--- Start of Data supplied ---

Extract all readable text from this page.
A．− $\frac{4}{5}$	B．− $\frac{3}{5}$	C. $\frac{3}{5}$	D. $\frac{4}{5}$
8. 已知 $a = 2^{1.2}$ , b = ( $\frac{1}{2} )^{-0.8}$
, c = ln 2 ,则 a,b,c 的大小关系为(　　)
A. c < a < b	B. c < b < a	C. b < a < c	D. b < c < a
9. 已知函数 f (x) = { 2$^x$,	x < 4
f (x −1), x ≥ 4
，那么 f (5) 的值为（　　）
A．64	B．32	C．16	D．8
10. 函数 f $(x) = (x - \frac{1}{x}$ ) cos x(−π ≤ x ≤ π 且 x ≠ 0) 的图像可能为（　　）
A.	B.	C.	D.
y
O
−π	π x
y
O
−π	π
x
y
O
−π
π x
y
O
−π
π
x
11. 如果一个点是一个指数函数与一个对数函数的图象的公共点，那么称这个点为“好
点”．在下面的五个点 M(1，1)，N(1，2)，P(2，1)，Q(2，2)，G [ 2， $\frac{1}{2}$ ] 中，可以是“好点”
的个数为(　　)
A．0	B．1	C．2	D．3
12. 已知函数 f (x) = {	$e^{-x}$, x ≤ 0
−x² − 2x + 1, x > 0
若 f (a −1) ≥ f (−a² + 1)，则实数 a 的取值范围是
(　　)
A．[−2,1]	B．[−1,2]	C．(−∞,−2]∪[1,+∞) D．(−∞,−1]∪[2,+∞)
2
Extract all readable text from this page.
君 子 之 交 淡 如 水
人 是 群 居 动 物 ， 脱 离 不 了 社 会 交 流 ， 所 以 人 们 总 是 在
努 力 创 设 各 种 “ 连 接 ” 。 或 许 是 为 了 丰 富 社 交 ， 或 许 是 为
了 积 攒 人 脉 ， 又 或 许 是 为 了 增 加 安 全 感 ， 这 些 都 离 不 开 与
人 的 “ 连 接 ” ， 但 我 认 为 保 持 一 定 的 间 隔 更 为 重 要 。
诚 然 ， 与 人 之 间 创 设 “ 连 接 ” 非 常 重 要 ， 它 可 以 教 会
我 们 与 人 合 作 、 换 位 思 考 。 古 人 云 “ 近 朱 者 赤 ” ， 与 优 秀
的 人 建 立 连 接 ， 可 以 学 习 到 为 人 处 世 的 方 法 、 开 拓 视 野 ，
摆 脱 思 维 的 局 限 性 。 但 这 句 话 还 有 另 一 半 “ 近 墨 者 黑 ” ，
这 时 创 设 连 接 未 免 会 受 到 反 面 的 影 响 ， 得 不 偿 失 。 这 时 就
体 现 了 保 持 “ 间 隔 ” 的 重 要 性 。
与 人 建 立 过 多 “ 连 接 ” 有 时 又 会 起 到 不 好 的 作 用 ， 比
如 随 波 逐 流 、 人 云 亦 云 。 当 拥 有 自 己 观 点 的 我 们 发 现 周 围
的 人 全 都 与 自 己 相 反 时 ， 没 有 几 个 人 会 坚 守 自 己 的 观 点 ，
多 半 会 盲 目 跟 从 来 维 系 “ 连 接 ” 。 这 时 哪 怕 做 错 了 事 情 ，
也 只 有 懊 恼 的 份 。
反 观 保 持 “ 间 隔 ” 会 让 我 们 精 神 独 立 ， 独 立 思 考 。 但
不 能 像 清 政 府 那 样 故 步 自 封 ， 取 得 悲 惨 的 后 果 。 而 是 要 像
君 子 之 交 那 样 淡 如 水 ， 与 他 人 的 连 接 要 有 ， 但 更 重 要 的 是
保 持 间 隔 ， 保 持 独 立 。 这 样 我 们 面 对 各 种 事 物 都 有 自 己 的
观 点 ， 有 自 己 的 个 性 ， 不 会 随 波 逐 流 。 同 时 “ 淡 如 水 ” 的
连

--- End of Data supplied ---

» **Objective**:
Show every line above in which the word "frac" occurs.

» **Final result**:
A．− $\frac{4}{5}$	B．− $\frac{3}{5}$	C. $\frac{3}{5}$	D. $\frac{4}{5}$
8. 已知 $a = 2^{1.2}$ , b = ( $\frac{1}{2} )^{-0.8}$
10. 函数 f $(x) = (x - \frac{1}{x}$ ) cos x(−π ≤ x ≤ π 且 x ≠ 0) 的图像可能为（　　）
点”．在下面的五个点 M(1，1)，N(1，2)，P(2，1)，Q(2，2)，G [ 2， $\frac{1}{2}$ ] 中，可以是“好点”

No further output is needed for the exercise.